**TASK GOAL:**
The answer should be a single number: how many lines of the entries below hold the word "icon".

**MATERIAL TO PROCESS:**
Begin

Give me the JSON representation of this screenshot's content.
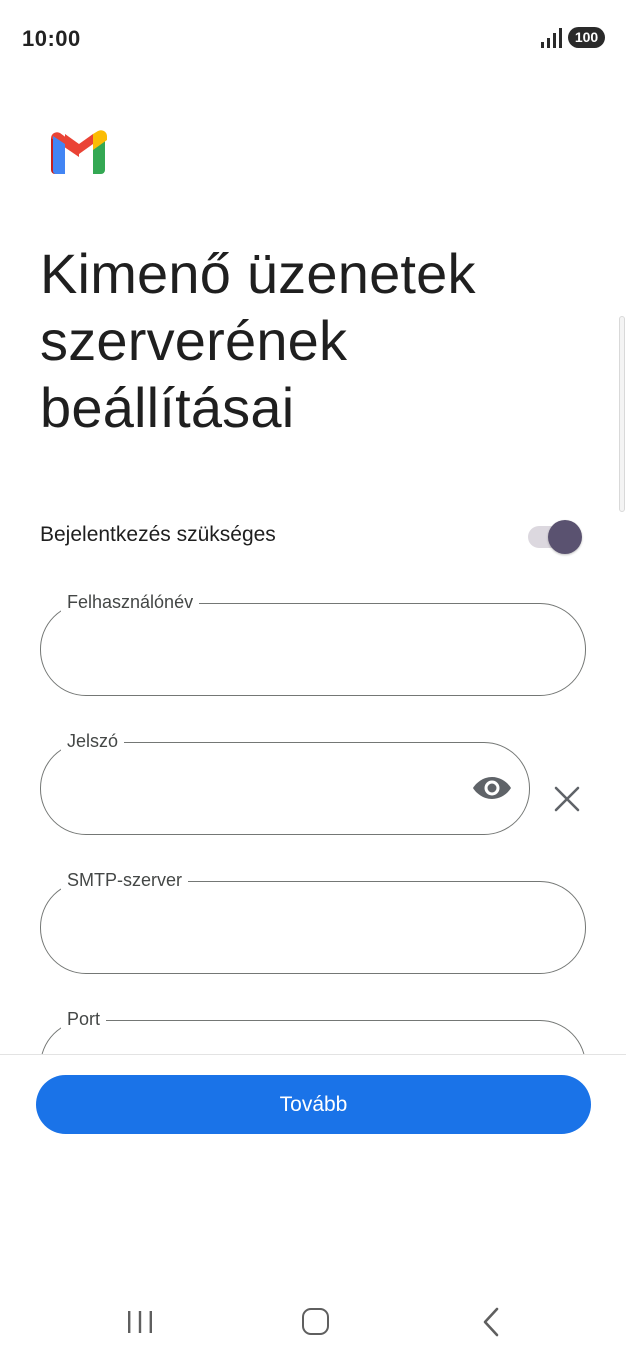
{
  "status_bar": {
    "time": "10:00",
    "battery": "100",
    "signal_icon": "signal-bars-icon"
  },
  "logo": {
    "icon": "gmail-logo"
  },
  "page": {
    "title_line1": "Kimenő üzenetek",
    "title_line2": "szerverének",
    "title_line3": "beállításai"
  },
  "signin_required": {
    "label": "Bejelentkezés szükséges",
    "enabled": true,
    "accent": "#5a5270"
  },
  "fields": {
    "username": {
      "label": "Felhasználónév",
      "value": ""
    },
    "password": {
      "label": "Jelszó",
      "value": "",
      "show_icon": "eye-icon",
      "clear_icon": "close-icon"
    },
    "smtp_server": {
      "label": "SMTP-szerver",
      "value": ""
    },
    "port": {
      "label": "Port",
      "value": ""
    }
  },
  "actions": {
    "next_label": "Tovább",
    "next_color": "#1a73e8"
  },
  "nav_bar": {
    "recent_icon": "recent-apps-icon",
    "home_icon": "home-icon",
    "back_icon": "back-icon"
  }
}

End

**ANSWER FOR THE TASK:**
7